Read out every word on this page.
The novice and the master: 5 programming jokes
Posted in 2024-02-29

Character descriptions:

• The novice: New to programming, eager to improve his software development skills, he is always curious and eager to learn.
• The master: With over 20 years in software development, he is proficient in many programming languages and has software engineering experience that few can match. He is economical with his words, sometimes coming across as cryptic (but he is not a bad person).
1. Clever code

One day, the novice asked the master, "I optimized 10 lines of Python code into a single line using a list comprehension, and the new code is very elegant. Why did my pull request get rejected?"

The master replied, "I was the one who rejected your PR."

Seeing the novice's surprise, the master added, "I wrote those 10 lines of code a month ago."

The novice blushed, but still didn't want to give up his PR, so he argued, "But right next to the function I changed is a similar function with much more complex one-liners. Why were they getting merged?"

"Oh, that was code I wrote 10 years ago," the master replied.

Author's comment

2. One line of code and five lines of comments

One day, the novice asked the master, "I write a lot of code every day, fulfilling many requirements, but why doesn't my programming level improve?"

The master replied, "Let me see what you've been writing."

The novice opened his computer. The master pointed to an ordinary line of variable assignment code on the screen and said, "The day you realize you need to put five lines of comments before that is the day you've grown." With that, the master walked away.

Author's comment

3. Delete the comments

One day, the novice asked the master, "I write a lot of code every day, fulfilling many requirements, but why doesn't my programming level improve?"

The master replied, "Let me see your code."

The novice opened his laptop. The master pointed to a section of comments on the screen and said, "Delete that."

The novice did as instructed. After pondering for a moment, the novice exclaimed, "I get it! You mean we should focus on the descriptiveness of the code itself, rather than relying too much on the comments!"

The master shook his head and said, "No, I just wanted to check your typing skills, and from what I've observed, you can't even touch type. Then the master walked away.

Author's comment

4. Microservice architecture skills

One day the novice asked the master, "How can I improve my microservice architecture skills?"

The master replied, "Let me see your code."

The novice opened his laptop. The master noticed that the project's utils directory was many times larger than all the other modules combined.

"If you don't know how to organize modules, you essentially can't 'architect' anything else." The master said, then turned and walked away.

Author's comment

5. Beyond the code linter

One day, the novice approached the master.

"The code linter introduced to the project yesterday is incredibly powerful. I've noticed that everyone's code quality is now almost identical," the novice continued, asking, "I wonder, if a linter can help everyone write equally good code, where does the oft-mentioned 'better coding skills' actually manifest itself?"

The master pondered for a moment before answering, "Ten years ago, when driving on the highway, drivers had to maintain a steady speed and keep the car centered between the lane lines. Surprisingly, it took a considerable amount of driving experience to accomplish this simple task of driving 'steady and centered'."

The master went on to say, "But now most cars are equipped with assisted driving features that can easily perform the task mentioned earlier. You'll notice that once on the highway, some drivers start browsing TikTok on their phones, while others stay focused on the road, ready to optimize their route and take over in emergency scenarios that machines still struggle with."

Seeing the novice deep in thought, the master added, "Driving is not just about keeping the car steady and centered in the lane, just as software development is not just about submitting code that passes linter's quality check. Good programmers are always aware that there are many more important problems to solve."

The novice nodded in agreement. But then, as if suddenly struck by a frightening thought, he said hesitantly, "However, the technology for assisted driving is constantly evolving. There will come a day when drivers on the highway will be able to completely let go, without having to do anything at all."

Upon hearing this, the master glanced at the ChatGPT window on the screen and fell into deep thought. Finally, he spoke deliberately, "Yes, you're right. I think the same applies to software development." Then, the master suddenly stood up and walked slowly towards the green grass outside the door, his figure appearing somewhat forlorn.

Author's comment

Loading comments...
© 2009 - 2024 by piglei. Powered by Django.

• • • • •

TASK TO COMPLETE
Copy every line of the listing containing the string "opened".

RESULT OF THE EXERCISE
The novice opened his computer. The master pointed to an ordinary line of variable assignment code on the screen and said, "The day you realize you need to put five lines of comments before that is the day you've grown." With that, the master walked away.
The novice opened his laptop. The master pointed to a section of comments on the screen and said, "Delete that."
The novice opened his laptop. The master noticed that the project's utils directory was many times larger than all the other modules combined.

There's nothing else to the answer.